Task prompt
Gather all lines in the records below that include the word "Unbenutzt".

## Start

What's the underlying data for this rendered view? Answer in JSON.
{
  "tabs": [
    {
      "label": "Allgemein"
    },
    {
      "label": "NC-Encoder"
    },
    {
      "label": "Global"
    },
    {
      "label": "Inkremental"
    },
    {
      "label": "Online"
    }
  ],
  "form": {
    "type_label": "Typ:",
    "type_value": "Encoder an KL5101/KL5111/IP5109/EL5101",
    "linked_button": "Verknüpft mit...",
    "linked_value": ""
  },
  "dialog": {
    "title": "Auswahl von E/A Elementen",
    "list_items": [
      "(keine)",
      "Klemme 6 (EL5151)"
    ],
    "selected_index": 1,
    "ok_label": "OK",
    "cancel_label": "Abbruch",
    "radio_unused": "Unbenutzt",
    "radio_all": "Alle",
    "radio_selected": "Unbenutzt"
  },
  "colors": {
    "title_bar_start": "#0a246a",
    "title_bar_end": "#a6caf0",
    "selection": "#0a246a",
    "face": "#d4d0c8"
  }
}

## End
## Start

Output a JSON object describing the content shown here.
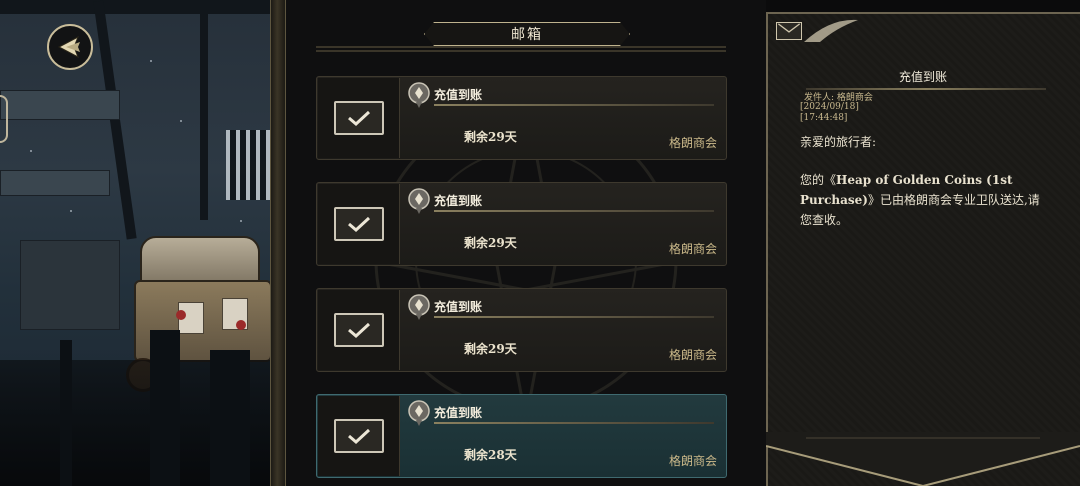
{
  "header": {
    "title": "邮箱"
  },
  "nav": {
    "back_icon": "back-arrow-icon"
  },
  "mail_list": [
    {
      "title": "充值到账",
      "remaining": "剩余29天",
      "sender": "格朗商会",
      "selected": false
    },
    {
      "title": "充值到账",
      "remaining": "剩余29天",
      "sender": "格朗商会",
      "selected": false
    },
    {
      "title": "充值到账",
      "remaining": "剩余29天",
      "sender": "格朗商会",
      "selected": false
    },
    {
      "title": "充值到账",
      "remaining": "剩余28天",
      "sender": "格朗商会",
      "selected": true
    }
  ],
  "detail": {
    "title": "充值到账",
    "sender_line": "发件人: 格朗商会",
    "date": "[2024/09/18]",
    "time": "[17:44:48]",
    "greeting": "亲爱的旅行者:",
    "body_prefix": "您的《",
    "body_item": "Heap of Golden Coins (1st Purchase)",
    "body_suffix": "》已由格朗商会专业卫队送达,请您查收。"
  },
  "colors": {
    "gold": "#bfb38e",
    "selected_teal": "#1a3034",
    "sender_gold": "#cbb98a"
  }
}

## End

Reply
    "radio_unused": "Unbenutzt",
    "radio_selected": "Unbenutzt"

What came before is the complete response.